- What is needed
Sort through the data and copy the lines holding the word "screenshot".

Figure record extracts:

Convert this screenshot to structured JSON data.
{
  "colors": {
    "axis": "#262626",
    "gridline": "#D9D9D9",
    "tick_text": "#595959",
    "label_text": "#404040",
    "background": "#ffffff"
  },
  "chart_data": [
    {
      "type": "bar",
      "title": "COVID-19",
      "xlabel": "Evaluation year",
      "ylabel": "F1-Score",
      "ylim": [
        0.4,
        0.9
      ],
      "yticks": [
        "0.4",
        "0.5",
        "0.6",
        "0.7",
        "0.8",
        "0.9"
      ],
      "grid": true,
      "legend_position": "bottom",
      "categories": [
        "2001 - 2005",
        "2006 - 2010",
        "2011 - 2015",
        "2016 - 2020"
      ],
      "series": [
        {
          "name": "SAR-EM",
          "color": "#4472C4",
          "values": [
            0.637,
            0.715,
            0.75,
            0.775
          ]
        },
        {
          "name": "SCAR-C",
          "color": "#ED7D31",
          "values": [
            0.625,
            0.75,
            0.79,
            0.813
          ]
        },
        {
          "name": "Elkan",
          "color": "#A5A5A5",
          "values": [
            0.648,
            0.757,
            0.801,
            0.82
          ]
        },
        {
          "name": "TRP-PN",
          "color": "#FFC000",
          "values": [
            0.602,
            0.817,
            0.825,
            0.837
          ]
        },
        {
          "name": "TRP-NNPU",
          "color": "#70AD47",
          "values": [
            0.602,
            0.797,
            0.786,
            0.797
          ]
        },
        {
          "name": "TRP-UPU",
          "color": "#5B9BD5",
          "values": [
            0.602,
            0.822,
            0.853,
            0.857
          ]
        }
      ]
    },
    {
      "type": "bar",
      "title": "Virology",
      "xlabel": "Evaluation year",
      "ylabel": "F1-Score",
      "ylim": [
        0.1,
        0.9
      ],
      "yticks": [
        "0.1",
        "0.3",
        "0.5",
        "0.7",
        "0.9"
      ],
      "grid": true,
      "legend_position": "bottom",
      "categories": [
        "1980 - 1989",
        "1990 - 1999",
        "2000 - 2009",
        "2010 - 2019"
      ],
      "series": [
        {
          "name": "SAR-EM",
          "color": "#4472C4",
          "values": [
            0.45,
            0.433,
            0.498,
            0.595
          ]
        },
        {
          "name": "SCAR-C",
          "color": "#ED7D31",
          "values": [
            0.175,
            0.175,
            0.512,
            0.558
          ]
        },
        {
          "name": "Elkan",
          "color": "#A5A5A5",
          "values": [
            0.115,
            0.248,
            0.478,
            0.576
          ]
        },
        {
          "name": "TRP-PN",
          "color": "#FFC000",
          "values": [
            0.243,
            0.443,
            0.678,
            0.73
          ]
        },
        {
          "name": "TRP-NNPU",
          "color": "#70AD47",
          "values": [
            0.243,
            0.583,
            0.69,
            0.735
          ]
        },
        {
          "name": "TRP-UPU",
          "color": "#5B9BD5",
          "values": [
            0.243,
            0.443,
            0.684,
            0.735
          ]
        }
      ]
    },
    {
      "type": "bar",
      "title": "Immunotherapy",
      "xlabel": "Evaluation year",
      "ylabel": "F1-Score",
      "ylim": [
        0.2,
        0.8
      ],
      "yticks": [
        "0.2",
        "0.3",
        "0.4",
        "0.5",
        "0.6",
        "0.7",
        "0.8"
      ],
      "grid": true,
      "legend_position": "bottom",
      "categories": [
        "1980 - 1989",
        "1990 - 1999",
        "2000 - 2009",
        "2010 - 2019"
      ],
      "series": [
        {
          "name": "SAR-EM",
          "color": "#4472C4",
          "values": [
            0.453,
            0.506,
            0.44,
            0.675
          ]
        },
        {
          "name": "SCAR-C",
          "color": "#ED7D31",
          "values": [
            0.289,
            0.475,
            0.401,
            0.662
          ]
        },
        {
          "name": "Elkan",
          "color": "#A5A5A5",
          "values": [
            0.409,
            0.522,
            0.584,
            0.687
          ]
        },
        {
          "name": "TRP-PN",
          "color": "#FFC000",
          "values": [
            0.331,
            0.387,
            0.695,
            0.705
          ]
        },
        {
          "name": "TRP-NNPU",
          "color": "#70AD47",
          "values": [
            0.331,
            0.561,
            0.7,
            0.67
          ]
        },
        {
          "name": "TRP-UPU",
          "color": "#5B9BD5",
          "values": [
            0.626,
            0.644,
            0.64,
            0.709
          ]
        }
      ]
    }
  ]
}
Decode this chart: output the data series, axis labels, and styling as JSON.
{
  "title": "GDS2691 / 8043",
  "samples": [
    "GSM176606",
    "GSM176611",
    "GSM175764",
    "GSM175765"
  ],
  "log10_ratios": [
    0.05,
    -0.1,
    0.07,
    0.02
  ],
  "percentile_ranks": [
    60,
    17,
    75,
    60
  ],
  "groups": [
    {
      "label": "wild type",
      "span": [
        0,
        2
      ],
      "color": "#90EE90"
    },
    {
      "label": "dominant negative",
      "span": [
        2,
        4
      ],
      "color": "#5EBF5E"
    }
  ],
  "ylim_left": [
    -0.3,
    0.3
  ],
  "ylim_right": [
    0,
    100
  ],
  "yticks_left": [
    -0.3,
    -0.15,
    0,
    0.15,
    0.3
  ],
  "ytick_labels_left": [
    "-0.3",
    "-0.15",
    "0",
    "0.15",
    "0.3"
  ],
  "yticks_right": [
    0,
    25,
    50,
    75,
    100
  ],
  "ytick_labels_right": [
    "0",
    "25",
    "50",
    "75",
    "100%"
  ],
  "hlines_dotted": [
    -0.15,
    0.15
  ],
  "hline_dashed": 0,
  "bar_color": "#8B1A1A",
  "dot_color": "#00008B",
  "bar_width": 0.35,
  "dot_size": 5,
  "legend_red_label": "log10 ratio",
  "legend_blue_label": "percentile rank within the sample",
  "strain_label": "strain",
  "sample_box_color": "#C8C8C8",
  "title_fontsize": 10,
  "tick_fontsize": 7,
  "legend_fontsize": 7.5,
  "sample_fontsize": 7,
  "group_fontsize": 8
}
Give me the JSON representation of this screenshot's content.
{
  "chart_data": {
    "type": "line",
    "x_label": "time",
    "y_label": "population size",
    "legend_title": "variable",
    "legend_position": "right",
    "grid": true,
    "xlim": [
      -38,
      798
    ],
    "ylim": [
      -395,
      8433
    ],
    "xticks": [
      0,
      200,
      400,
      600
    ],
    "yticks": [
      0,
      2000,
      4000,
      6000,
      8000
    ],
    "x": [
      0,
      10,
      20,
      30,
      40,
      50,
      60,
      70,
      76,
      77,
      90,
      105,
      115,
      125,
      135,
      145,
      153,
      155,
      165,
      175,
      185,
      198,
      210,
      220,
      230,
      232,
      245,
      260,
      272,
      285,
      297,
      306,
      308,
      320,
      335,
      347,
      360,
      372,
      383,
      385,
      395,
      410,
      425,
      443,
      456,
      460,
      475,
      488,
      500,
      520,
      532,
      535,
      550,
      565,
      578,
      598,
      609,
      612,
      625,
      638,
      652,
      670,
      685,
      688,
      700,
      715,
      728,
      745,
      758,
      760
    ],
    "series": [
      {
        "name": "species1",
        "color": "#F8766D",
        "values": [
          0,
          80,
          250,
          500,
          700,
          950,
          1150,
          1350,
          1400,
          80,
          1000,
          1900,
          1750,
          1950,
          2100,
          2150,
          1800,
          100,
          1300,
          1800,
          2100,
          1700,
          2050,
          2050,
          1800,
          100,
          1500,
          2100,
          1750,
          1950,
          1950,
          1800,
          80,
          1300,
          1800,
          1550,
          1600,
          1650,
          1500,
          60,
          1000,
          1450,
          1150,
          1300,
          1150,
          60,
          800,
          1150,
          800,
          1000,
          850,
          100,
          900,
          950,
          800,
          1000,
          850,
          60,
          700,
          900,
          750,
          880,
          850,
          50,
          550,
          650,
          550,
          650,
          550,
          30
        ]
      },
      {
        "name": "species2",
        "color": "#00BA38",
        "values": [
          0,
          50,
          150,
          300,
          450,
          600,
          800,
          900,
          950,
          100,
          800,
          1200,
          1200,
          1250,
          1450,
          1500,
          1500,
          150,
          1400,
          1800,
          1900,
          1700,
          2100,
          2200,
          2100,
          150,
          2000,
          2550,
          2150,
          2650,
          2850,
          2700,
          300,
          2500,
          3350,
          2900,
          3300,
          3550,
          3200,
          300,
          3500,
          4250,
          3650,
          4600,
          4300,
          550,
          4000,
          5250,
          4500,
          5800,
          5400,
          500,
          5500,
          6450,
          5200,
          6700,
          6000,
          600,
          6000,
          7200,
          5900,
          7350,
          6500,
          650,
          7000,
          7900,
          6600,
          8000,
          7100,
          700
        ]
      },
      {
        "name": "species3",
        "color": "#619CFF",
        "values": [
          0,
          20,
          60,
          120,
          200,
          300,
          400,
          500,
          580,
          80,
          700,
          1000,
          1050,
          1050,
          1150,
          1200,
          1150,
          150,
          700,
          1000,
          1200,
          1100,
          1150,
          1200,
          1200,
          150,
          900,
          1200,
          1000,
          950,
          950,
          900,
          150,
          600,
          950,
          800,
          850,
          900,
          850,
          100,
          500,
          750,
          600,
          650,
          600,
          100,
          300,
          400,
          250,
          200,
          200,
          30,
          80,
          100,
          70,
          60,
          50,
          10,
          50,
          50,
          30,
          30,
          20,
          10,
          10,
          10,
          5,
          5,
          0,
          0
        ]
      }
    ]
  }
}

- Solution to this exercise
Convert this screenshot to structured JSON data.
Give me the JSON representation of this screenshot's content.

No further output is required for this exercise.